• GIVEN DATA:
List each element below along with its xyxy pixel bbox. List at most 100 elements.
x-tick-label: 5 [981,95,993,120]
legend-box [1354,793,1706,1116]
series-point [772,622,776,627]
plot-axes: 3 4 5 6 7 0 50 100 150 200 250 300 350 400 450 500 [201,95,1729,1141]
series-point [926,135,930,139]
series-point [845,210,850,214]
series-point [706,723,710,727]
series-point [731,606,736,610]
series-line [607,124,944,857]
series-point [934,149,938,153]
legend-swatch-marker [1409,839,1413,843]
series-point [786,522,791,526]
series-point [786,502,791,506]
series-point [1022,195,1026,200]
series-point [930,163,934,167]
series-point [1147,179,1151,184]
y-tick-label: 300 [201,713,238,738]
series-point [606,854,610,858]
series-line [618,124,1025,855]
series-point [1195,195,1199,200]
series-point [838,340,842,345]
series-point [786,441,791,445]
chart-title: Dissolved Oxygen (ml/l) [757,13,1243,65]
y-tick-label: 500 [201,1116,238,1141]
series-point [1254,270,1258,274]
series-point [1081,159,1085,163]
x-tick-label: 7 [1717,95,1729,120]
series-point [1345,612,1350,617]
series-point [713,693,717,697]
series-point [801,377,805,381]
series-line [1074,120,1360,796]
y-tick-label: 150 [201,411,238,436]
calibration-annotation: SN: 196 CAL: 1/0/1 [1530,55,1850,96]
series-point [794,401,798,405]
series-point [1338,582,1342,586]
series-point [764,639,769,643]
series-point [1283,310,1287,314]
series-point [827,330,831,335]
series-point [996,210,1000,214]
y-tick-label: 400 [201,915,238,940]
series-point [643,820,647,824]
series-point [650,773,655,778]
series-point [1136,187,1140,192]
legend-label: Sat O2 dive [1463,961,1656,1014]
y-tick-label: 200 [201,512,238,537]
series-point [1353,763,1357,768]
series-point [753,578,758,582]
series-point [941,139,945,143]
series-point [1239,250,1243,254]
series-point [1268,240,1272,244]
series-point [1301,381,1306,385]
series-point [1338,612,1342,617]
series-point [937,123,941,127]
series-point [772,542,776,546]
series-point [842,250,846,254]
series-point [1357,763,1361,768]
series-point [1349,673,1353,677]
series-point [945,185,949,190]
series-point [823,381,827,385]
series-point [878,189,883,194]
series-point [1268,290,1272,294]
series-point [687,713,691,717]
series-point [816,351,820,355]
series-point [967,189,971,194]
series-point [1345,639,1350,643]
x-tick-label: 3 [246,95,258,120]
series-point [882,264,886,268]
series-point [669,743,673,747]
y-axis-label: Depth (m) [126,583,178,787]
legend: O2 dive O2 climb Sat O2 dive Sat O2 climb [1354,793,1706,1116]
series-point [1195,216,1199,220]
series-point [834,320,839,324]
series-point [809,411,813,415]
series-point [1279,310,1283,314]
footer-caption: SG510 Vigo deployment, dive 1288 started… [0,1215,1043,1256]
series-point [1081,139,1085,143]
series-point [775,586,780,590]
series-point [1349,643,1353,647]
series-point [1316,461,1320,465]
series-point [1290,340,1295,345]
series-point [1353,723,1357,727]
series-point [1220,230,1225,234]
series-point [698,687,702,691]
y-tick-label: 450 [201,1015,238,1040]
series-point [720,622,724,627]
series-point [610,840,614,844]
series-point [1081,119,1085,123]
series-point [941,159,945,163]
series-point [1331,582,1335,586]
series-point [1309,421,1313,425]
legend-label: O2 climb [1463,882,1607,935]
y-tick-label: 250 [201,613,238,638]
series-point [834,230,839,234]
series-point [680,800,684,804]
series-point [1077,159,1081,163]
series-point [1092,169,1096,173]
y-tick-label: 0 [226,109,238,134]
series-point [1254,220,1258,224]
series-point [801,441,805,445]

• TO DO: Could you render the listing as a numbered list, leaving out any blank lines?

• RESPONSE:
1. List each element below along with its xyxy pixel bbox. List at most 100 elements.
2. x-tick-label: 5 [981,95,993,120]
3. legend-box [1354,793,1706,1116]
4. series-point [772,622,776,627]
5. plot-axes: 3 4 5 6 7 0 50 100 150 200 250 300 350 400 450 500 [201,95,1729,1141]
6. series-point [926,135,930,139]
7. series-point [845,210,850,214]
8. series-point [706,723,710,727]
9. series-point [731,606,736,610]
10. series-line [607,124,944,857]
11. series-point [934,149,938,153]
12. legend-swatch-marker [1409,839,1413,843]
13. series-point [786,522,791,526]
14. series-point [786,502,791,506]
15. series-point [1022,195,1026,200]
16. series-point [930,163,934,167]
17. series-point [1147,179,1151,184]
18. y-tick-label: 300 [201,713,238,738]
19. series-point [606,854,610,858]
20. series-line [618,124,1025,855]
21. series-point [1195,195,1199,200]
22. series-point [838,340,842,345]
23. series-point [786,441,791,445]
24. chart-title: Dissolved Oxygen (ml/l) [757,13,1243,65]
25. y-tick-label: 500 [201,1116,238,1141]
26. series-point [1254,270,1258,274]
27. series-point [1081,159,1085,163]
28. x-tick-label: 7 [1717,95,1729,120]
29. series-point [1345,612,1350,617]
30. series-point [713,693,717,697]
31. series-point [801,377,805,381]
32. series-line [1074,120,1360,796]
33. y-tick-label: 150 [201,411,238,436]
34. calibration-annotation: SN: 196 CAL: 1/0/1 [1530,55,1850,96]
35. series-point [794,401,798,405]
36. series-point [1338,582,1342,586]
37. series-point [764,639,769,643]
38. series-point [1283,310,1287,314]
39. series-point [827,330,831,335]
40. series-point [996,210,1000,214]
41. y-tick-label: 400 [201,915,238,940]
42. series-point [643,820,647,824]
43. series-point [650,773,655,778]
44. series-point [1136,187,1140,192]
45. legend-label: Sat O2 dive [1463,961,1656,1014]
46. y-tick-label: 200 [201,512,238,537]
47. series-point [1353,763,1357,768]
48. series-point [753,578,758,582]
49. series-point [941,139,945,143]
50. series-point [1239,250,1243,254]
51. series-point [1268,240,1272,244]
52. series-point [1301,381,1306,385]
53. series-point [1338,612,1342,617]
54. series-point [937,123,941,127]
55. series-point [772,542,776,546]
56. series-point [842,250,846,254]
57. series-point [1357,763,1361,768]
58. series-point [1349,673,1353,677]
59. series-point [945,185,949,190]
60. series-point [823,381,827,385]
61. series-point [878,189,883,194]
62. series-point [1268,290,1272,294]
63. series-point [687,713,691,717]
64. series-point [816,351,820,355]
65. series-point [967,189,971,194]
66. series-point [1345,639,1350,643]
67. x-tick-label: 3 [246,95,258,120]
68. series-point [882,264,886,268]
69. series-point [669,743,673,747]
70. y-axis-label: Depth (m) [126,583,178,787]
71. legend: O2 dive O2 climb Sat O2 dive Sat O2 climb [1354,793,1706,1116]
72. series-point [1195,216,1199,220]
73. series-point [834,320,839,324]
74. series-point [809,411,813,415]
75. series-point [1279,310,1283,314]
76. footer-caption: SG510 Vigo deployment, dive 1288 started… [0,1215,1043,1256]
77. series-point [1081,139,1085,143]
78. series-point [775,586,780,590]
79. series-point [1349,643,1353,647]
80. series-point [1316,461,1320,465]
81. series-point [1290,340,1295,345]
82. series-point [1353,723,1357,727]
83. series-point [1220,230,1225,234]
84. series-point [698,687,702,691]
85. y-tick-label: 450 [201,1015,238,1040]
86. series-point [720,622,724,627]
87. series-point [610,840,614,844]
88. series-point [1081,119,1085,123]
89. series-point [941,159,945,163]
90. series-point [1331,582,1335,586]
91. series-point [1309,421,1313,425]
92. legend-label: O2 climb [1463,882,1607,935]
93. y-tick-label: 250 [201,613,238,638]
94. series-point [834,230,839,234]
95. series-point [680,800,684,804]
96. series-point [1077,159,1081,163]
97. series-point [1092,169,1096,173]
98. y-tick-label: 0 [226,109,238,134]
99. series-point [1254,220,1258,224]
100. series-point [801,441,805,445]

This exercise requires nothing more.